* _Problem to solve_
Write the data out again, character for character, with no images.

* _The records_
# # # #

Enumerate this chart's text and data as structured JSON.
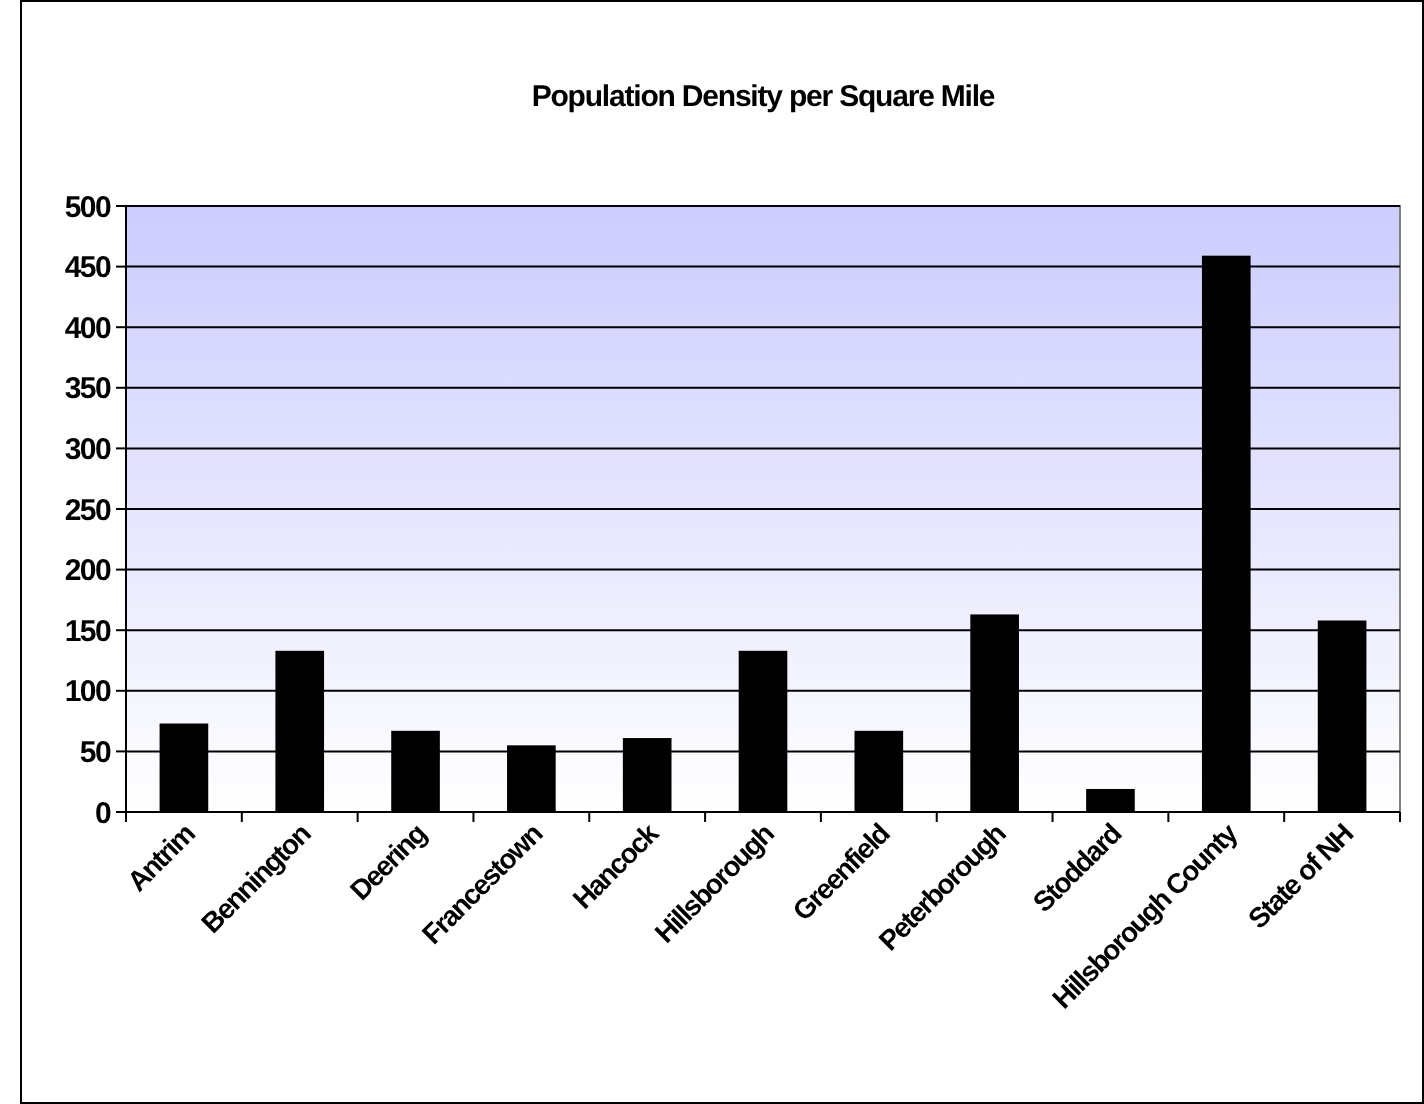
{
  "chart_data": {
    "type": "bar",
    "title": "Population Density per Square Mile",
    "categories": [
      "Antrim",
      "Bennington",
      "Deering",
      "Francestown",
      "Hancock",
      "Hillsborough",
      "Greenfield",
      "Peterborough",
      "Stoddard",
      "Hillsborough County",
      "State of NH"
    ],
    "values": [
      73,
      133,
      67,
      55,
      61,
      133,
      67,
      163,
      19,
      459,
      158
    ],
    "color": "#000000",
    "ylim": [
      0,
      500
    ],
    "yticks": [
      0,
      50,
      100,
      150,
      200,
      250,
      300,
      350,
      400,
      450,
      500
    ],
    "grid": "y"
  }
}
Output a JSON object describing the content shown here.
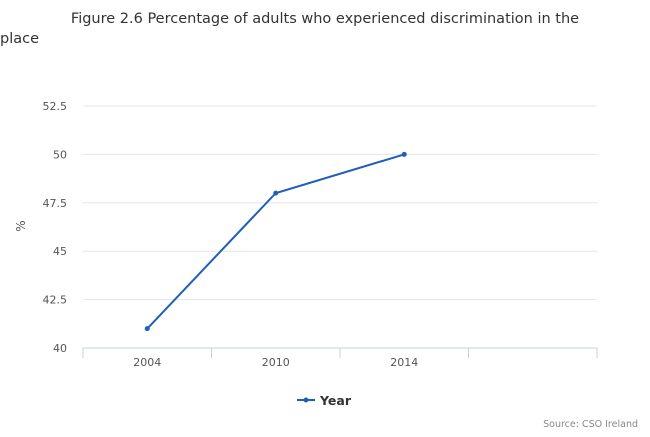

# # # #

* _Result of the task_
Enumerate this chart's text and data as structured JSON.
{
  "chart_data": {
    "type": "bar",
    "title": "Population Density per Square Mile",
    "categories": [
      "Antrim",
      "Bennington",
      "Deering",
      "Francestown",
      "Hancock",
      "Hillsborough",
      "Greenfield",
      "Peterborough",
      "Stoddard",
      "Hillsborough County",
      "State of NH"
    ],
    "values": [
      73,
      133,
      67,
      55,
      61,
      133,
      67,
      163,
      19,
      459,
      158
    ],
    "color": "#000000",
    "ylim": [
      0,
      500
    ],
    "yticks": [
      0,
      50,
      100,
      150,
      200,
      250,
      300,
      350,
      400,
      450,
      500
    ],
    "grid": "y"
  }
}
Output a JSON object describing the content shown here.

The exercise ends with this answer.